AIM: Reproduce verbatim the lines from the one containing "What elements are" through the one containing "y-tick-label: 0.6 <box>365 1019", with both of those lines included.

RAW DATA:
>> Start

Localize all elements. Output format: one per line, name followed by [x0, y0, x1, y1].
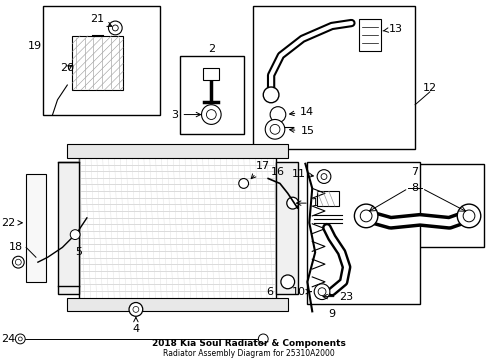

>> End
>> Start

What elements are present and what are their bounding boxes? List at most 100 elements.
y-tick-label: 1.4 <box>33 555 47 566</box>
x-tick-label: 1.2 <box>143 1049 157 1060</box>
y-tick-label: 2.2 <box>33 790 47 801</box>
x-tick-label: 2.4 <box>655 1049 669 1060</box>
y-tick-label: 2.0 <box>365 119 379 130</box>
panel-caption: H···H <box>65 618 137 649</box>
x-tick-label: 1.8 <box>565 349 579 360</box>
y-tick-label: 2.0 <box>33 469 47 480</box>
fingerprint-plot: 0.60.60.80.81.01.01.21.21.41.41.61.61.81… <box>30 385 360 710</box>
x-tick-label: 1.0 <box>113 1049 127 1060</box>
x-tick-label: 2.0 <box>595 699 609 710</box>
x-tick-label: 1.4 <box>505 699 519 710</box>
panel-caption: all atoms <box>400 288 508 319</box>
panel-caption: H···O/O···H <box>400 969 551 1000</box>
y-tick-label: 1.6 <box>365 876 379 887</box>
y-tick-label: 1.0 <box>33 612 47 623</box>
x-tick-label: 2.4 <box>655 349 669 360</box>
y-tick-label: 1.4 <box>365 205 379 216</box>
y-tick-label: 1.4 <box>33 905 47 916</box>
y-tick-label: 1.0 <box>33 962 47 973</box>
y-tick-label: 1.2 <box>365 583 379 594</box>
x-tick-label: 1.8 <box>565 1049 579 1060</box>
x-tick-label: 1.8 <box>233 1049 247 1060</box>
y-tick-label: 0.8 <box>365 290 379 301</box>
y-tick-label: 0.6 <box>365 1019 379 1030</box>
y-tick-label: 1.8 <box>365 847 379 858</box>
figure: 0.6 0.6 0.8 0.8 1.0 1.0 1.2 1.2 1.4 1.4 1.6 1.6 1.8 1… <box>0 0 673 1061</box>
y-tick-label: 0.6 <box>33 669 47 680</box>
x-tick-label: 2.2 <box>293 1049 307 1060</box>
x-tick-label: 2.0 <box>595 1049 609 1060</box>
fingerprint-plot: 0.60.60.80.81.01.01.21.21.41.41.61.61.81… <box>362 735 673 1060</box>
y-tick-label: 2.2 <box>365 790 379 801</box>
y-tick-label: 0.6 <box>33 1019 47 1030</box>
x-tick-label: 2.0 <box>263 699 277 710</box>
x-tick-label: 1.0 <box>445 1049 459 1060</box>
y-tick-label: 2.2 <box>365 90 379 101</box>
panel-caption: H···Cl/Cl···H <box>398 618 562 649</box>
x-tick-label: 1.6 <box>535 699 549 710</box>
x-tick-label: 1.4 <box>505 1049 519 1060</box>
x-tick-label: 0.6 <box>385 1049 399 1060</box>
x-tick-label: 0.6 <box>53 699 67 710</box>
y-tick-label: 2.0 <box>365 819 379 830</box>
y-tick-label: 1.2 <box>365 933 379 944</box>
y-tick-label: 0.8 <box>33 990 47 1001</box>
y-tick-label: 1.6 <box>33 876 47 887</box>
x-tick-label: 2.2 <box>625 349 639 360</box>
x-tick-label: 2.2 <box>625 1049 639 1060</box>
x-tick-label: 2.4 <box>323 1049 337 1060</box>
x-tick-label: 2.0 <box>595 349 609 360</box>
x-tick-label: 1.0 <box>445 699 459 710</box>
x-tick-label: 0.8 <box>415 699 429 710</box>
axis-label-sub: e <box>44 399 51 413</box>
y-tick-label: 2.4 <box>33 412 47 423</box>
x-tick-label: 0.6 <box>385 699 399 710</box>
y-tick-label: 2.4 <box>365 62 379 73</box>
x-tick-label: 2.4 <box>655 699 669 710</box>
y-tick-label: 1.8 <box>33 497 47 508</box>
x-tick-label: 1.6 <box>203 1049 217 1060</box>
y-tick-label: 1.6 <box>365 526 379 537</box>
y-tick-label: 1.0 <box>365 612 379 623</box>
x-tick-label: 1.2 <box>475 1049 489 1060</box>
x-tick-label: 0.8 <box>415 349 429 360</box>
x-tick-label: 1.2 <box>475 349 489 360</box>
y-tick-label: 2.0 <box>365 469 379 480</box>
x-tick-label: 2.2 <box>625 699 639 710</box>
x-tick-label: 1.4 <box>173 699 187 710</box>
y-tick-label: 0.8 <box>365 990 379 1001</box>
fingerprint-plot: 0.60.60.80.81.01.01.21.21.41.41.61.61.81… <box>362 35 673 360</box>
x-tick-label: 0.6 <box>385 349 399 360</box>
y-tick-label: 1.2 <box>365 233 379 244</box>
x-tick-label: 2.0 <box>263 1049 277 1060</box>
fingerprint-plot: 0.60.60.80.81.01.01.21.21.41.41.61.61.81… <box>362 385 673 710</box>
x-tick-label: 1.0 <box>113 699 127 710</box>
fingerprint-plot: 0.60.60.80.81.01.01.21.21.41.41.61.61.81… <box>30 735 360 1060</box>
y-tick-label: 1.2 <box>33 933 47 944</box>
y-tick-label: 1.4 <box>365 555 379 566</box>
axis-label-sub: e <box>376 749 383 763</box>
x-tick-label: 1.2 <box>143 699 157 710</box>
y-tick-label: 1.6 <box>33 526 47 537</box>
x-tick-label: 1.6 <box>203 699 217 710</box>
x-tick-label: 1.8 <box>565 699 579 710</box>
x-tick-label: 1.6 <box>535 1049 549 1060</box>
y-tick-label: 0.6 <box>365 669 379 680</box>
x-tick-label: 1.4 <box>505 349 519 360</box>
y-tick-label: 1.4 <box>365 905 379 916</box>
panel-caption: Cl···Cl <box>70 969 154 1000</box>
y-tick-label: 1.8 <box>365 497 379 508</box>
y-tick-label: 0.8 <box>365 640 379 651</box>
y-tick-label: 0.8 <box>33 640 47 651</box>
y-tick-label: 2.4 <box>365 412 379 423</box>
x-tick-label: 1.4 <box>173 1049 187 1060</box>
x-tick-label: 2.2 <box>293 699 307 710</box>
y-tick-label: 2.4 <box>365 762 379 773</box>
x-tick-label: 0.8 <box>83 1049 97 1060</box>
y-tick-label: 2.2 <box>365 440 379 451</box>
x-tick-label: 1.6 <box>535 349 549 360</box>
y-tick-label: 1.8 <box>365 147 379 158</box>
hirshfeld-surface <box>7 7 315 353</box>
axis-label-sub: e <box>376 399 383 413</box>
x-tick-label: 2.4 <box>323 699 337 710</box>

>> End

FULL SOLUTION:
What elements are present and what are their bounding boxes? List at most 100 elements.
y-tick-label: 1.4 <box>33 555 47 566</box>
x-tick-label: 1.2 <box>143 1049 157 1060</box>
y-tick-label: 2.2 <box>33 790 47 801</box>
x-tick-label: 2.4 <box>655 1049 669 1060</box>
y-tick-label: 2.0 <box>365 119 379 130</box>
panel-caption: H···H <box>65 618 137 649</box>
x-tick-label: 1.8 <box>565 349 579 360</box>
y-tick-label: 2.0 <box>33 469 47 480</box>
fingerprint-plot: 0.60.60.80.81.01.01.21.21.41.41.61.61.81… <box>30 385 360 710</box>
x-tick-label: 1.0 <box>113 1049 127 1060</box>
x-tick-label: 2.0 <box>595 699 609 710</box>
x-tick-label: 1.4 <box>505 699 519 710</box>
panel-caption: all atoms <box>400 288 508 319</box>
panel-caption: H···O/O···H <box>400 969 551 1000</box>
y-tick-label: 1.6 <box>365 876 379 887</box>
y-tick-label: 1.0 <box>33 612 47 623</box>
x-tick-label: 2.4 <box>655 349 669 360</box>
y-tick-label: 1.4 <box>365 205 379 216</box>
y-tick-label: 1.4 <box>33 905 47 916</box>
y-tick-label: 1.0 <box>33 962 47 973</box>
y-tick-label: 1.2 <box>365 583 379 594</box>
x-tick-label: 1.8 <box>565 1049 579 1060</box>
x-tick-label: 1.8 <box>233 1049 247 1060</box>
y-tick-label: 0.8 <box>365 290 379 301</box>
y-tick-label: 0.6 <box>365 1019 379 1030</box>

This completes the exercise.